What to do
Reproduce the records. Keep every word exact and include no images.

Information given

________________________

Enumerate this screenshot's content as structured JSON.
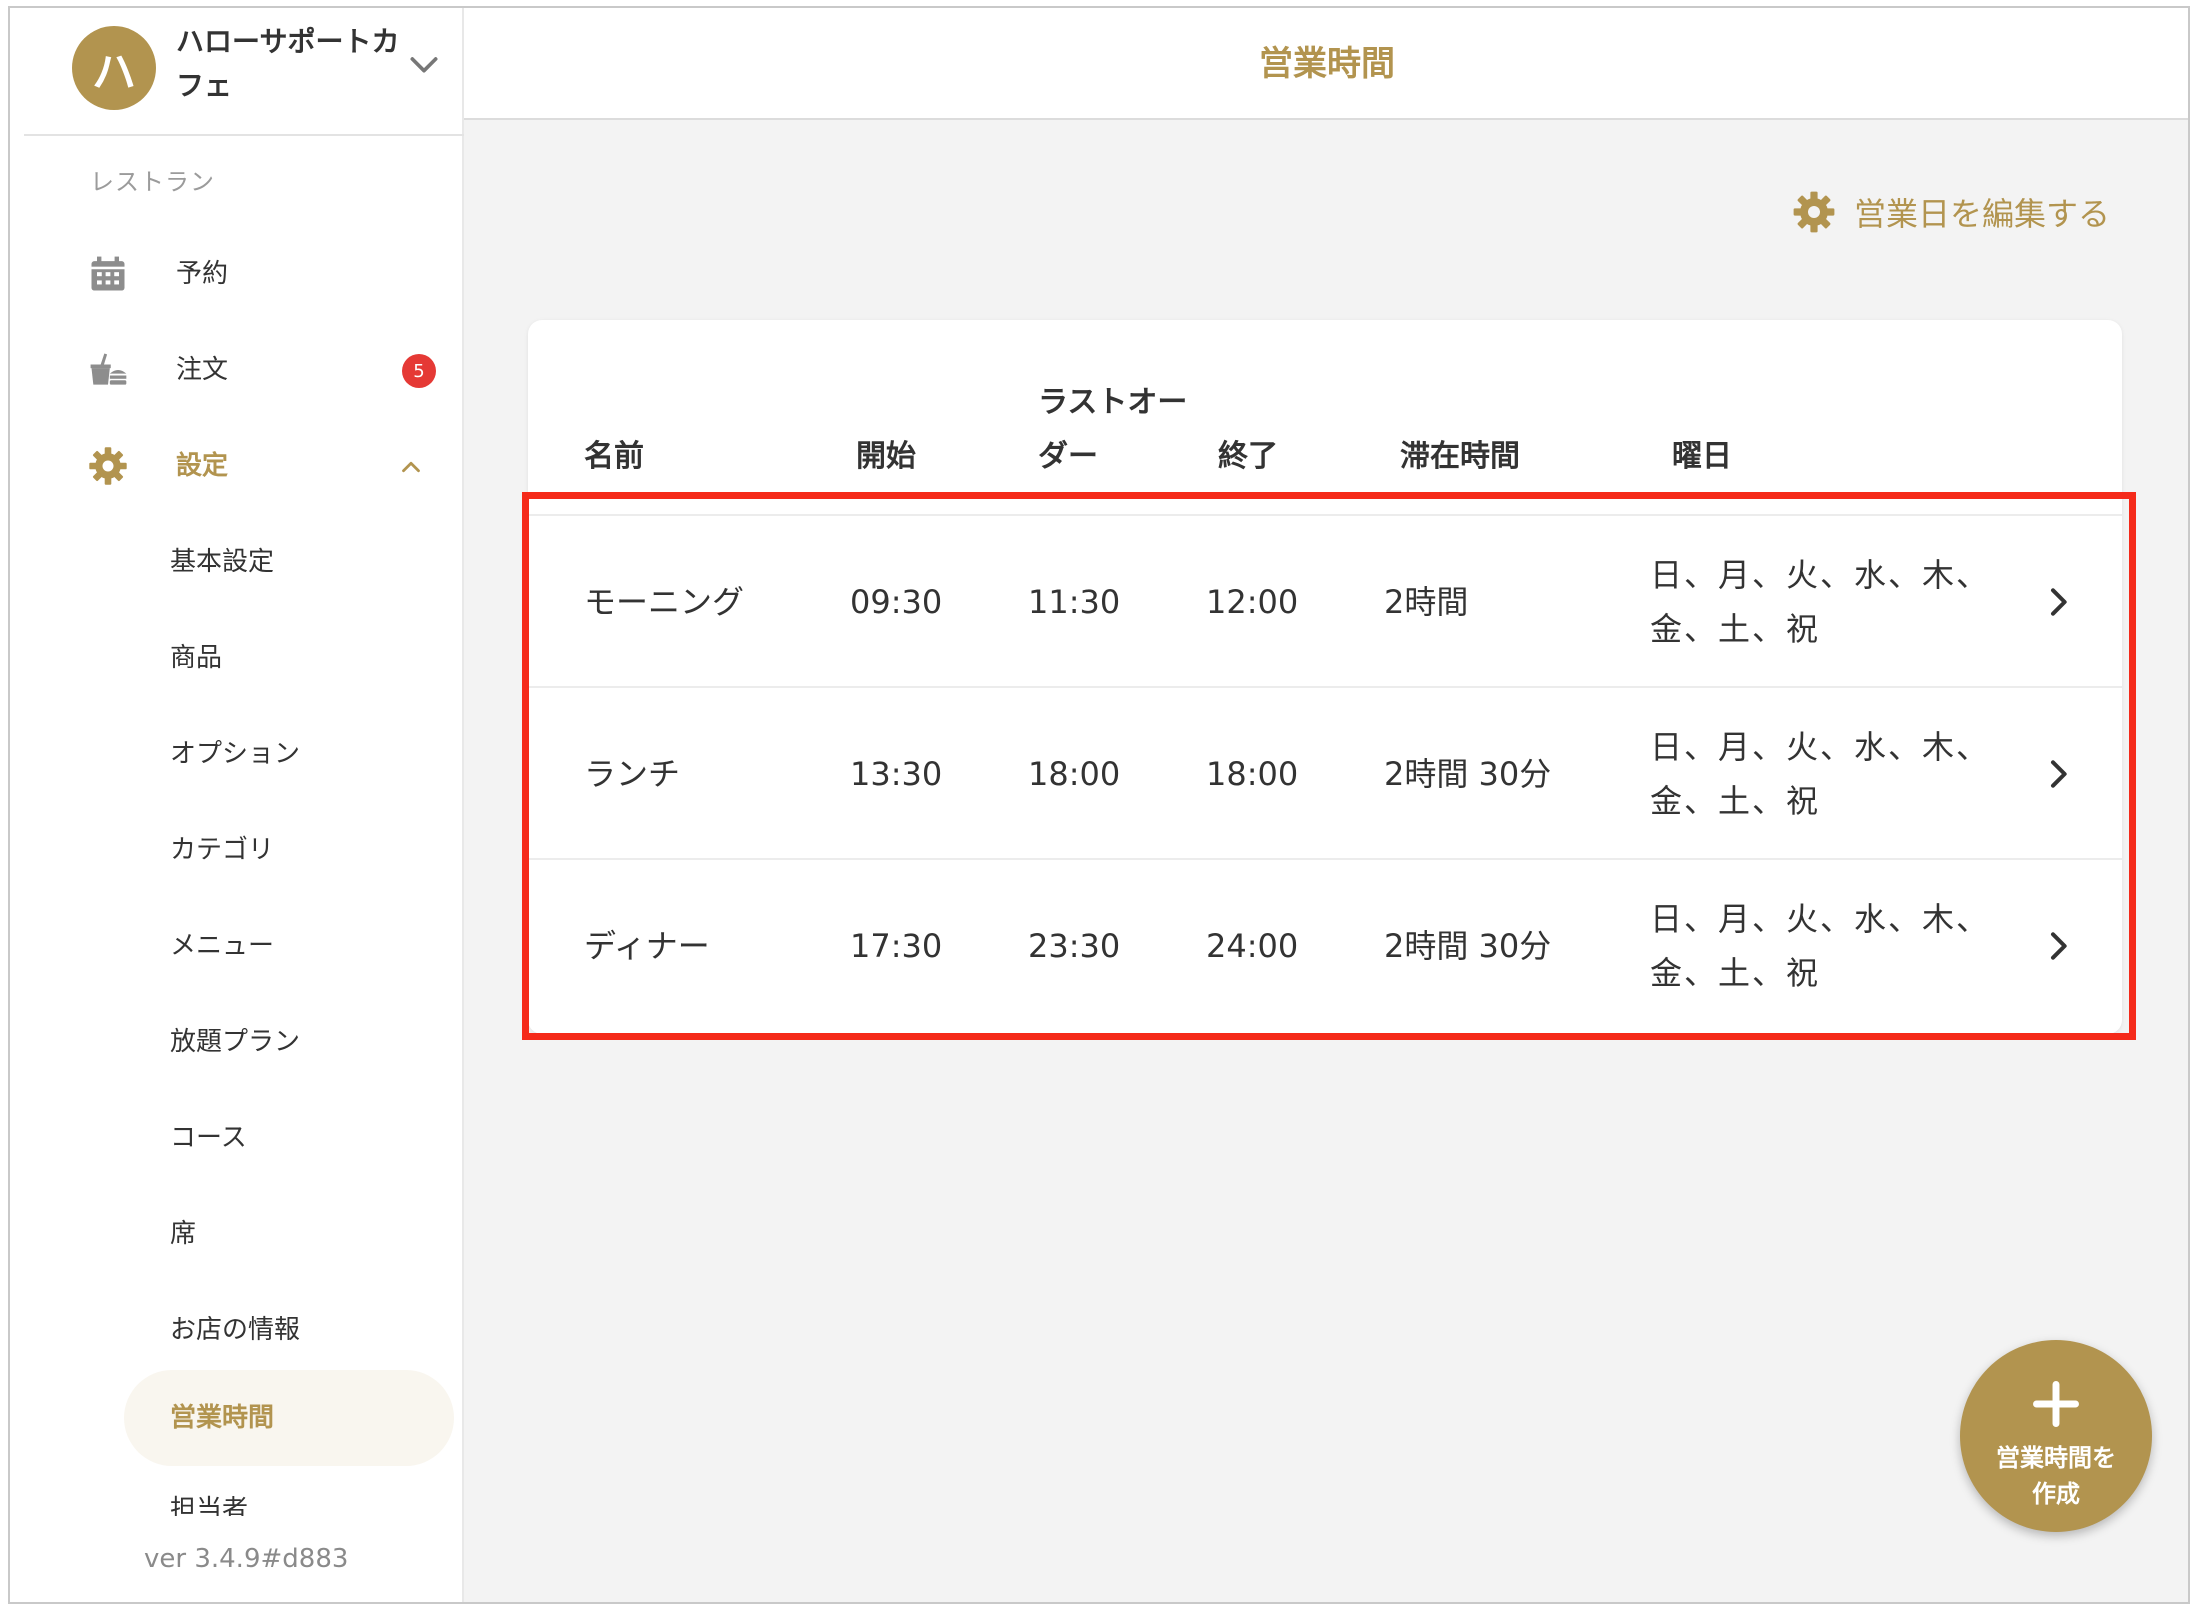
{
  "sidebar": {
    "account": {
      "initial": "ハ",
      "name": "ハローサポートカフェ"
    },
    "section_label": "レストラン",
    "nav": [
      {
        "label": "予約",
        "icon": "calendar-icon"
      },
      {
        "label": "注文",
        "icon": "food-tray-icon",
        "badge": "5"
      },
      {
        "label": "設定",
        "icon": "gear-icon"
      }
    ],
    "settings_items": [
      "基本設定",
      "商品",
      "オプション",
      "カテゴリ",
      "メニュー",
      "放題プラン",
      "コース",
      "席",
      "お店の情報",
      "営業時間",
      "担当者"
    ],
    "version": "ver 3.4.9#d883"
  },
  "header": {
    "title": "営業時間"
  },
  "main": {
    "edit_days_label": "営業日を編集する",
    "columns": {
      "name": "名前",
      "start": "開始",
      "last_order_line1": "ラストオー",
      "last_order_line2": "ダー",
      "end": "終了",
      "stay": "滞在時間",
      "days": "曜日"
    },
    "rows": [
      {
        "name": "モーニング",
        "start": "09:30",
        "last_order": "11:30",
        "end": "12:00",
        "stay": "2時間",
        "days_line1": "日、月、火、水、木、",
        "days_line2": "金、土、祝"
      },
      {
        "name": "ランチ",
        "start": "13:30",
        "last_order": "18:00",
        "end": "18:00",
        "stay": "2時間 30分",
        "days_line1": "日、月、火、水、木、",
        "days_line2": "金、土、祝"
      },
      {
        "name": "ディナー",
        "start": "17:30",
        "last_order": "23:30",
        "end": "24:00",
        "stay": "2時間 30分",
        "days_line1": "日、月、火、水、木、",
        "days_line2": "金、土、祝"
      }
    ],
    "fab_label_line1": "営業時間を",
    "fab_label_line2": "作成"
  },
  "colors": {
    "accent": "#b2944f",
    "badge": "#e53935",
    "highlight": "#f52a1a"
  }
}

________________________

Written solution
Enumerate this screenshot's content as structured JSON.
{
  "sidebar": {
    "account": {
      "initial": "ハ",
      "name": "ハローサポートカフェ"
    },
    "section_label": "レストラン",
    "nav": [
      {
        "label": "予約",
        "icon": "calendar-icon"
      },
      {
        "label": "注文",
        "icon": "food-tray-icon",
        "badge": "5"
      },
      {
        "label": "設定",
        "icon": "gear-icon"
      }
    ],
    "settings_items": [
      "基本設定",
      "商品",
      "オプション",
      "カテゴリ",
      "メニュー",
      "放題プラン",
      "コース",
      "席",
      "お店の情報",
      "営業時間",
      "担当者"
    ],
    "version": "ver 3.4.9#d883"
  },
  "header": {
    "title": "営業時間"
  },
  "main": {
    "edit_days_label": "営業日を編集する",
    "columns": {
      "name": "名前",
      "start": "開始",
      "last_order_line1": "ラストオー",
      "last_order_line2": "ダー",
      "end": "終了",
      "stay": "滞在時間",
      "days": "曜日"
    },
    "rows": [
      {
        "name": "モーニング",
        "start": "09:30",
        "last_order": "11:30",
        "end": "12:00",
        "stay": "2時間",
        "days_line1": "日、月、火、水、木、",
        "days_line2": "金、土、祝"
      },
      {
        "name": "ランチ",
        "start": "13:30",
        "last_order": "18:00",
        "end": "18:00",
        "stay": "2時間 30分",
        "days_line1": "日、月、火、水、木、",
        "days_line2": "金、土、祝"
      },
      {
        "name": "ディナー",
        "start": "17:30",
        "last_order": "23:30",
        "end": "24:00",
        "stay": "2時間 30分",
        "days_line1": "日、月、火、水、木、",
        "days_line2": "金、土、祝"
      }
    ],
    "fab_label_line1": "営業時間を",
    "fab_label_line2": "作成"
  },
  "colors": {
    "accent": "#b2944f",
    "badge": "#e53935",
    "highlight": "#f52a1a"
  }
}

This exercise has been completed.